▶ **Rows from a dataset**
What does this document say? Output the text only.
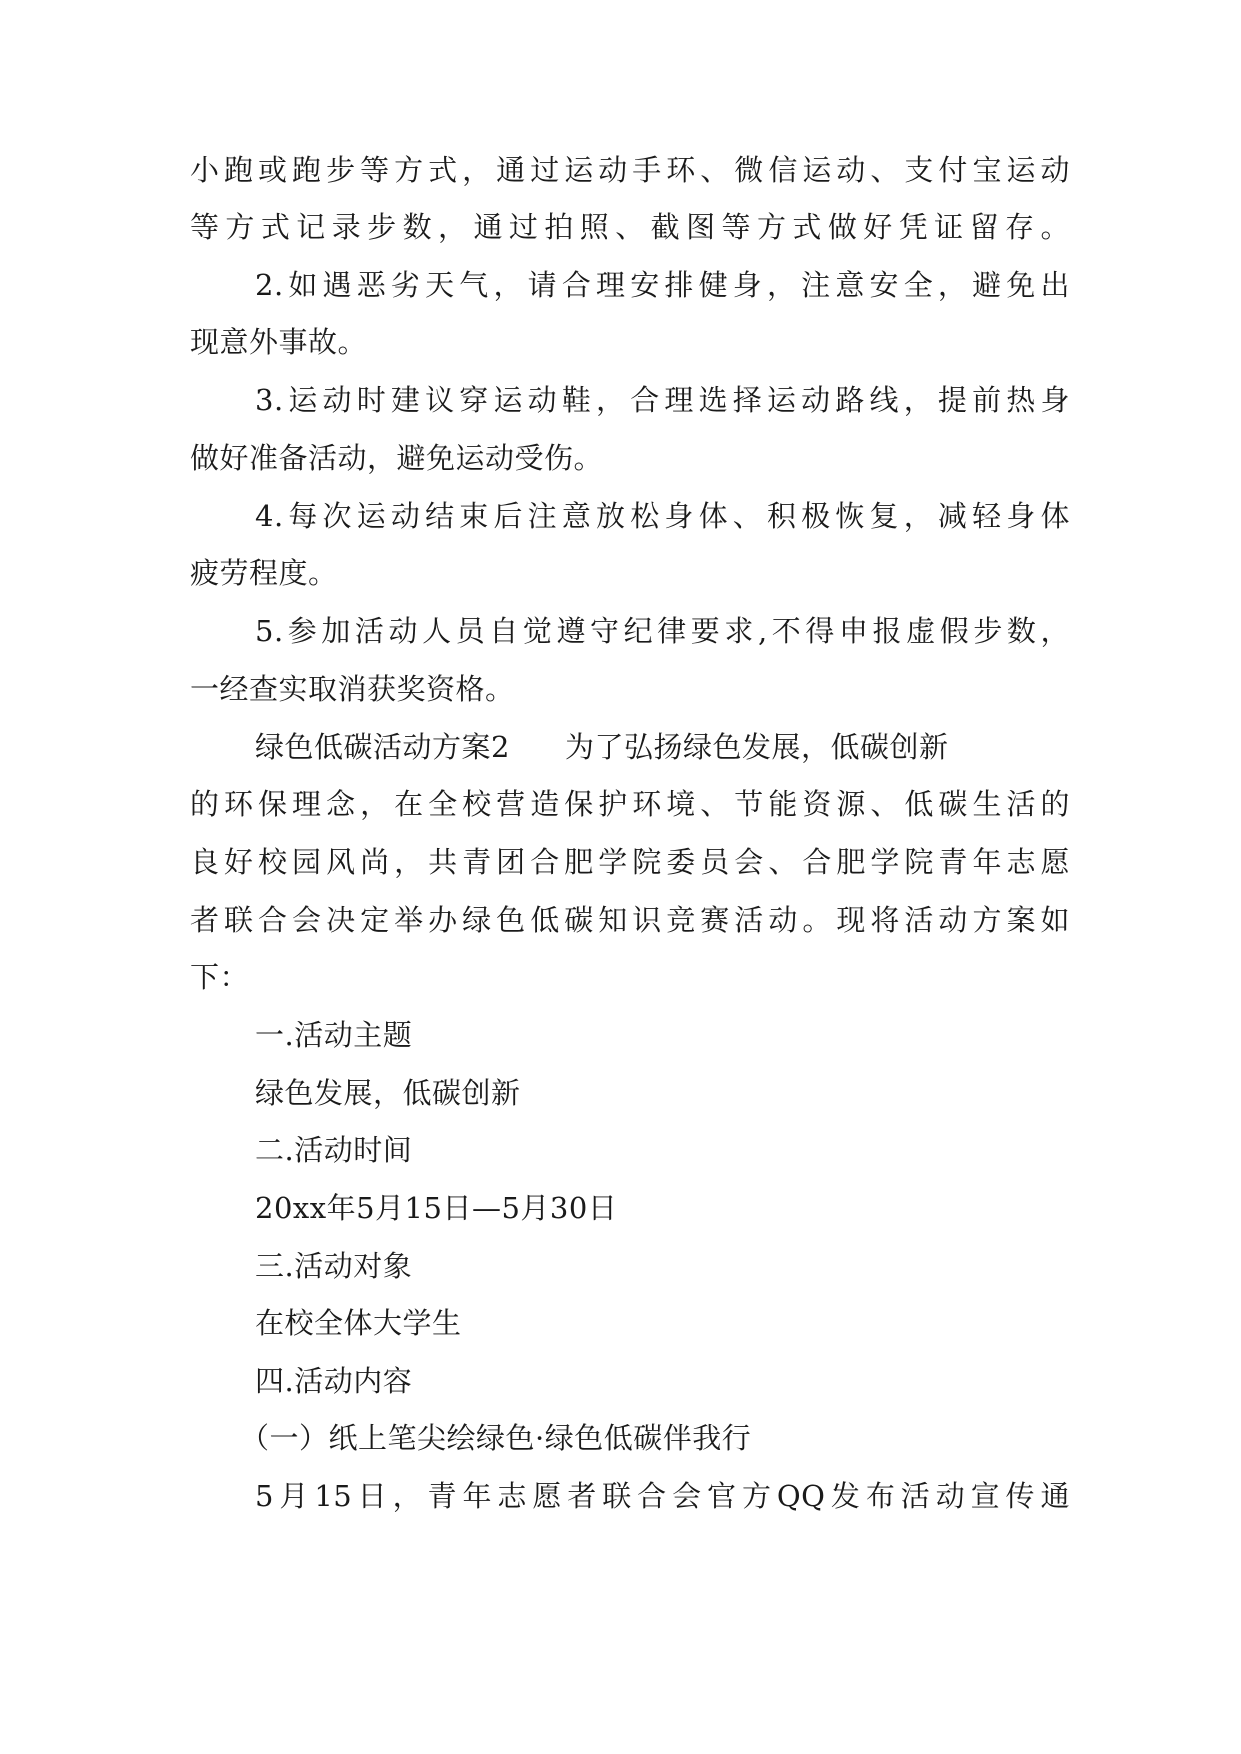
小跑或跑步等方式，通过运动手环、微信运动、支付宝运动
等方式记录步数，通过拍照、截图等方式做好凭证留存。
2.如遇恶劣天气，请合理安排健身，注意安全，避免出
现意外事故。
3.运动时建议穿运动鞋，合理选择运动路线，提前热身
做好准备活动，避免运动受伤。
4.每次运动结束后注意放松身体、积极恢复，减轻身体
疲劳程度。
5.参加活动人员自觉遵守纪律要求,不得申报虚假步数，
一经查实取消获奖资格。
绿色低碳活动方案2 为了弘扬绿色发展，低碳创新
的环保理念，在全校营造保护环境、节能资源、低碳生活的
良好校园风尚，共青团合肥学院委员会、合肥学院青年志愿
者联合会决定举办绿色低碳知识竞赛活动。现将活动方案如
下：
一.活动主题
绿色发展，低碳创新
二.活动时间
20xx年5月15日—5月30日
三.活动对象
在校全体大学生
四.活动内容
（一）纸上笔尖绘绿色·绿色低碳伴我行
5月15日，青年志愿者联合会官方QQ发布活动宣传通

▶ **Exercise objective**
Transcribe the material exactly, keeping every word and none of the pictures.

▶ **Exercise answer**
What does this document say? Output the text only.
小跑或跑步等方式，通过运动手环、微信运动、支付宝运动
等方式记录步数，通过拍照、截图等方式做好凭证留存。
2.如遇恶劣天气，请合理安排健身，注意安全，避免出
现意外事故。
3.运动时建议穿运动鞋，合理选择运动路线，提前热身
做好准备活动，避免运动受伤。
4.每次运动结束后注意放松身体、积极恢复，减轻身体
疲劳程度。
5.参加活动人员自觉遵守纪律要求,不得申报虚假步数，
一经查实取消获奖资格。
绿色低碳活动方案2 为了弘扬绿色发展，低碳创新
的环保理念，在全校营造保护环境、节能资源、低碳生活的
良好校园风尚，共青团合肥学院委员会、合肥学院青年志愿
者联合会决定举办绿色低碳知识竞赛活动。现将活动方案如
下：
一.活动主题
绿色发展，低碳创新
二.活动时间
20xx年5月15日—5月30日
三.活动对象
在校全体大学生
四.活动内容
（一）纸上笔尖绘绿色·绿色低碳伴我行
5月15日，青年志愿者联合会官方QQ发布活动宣传通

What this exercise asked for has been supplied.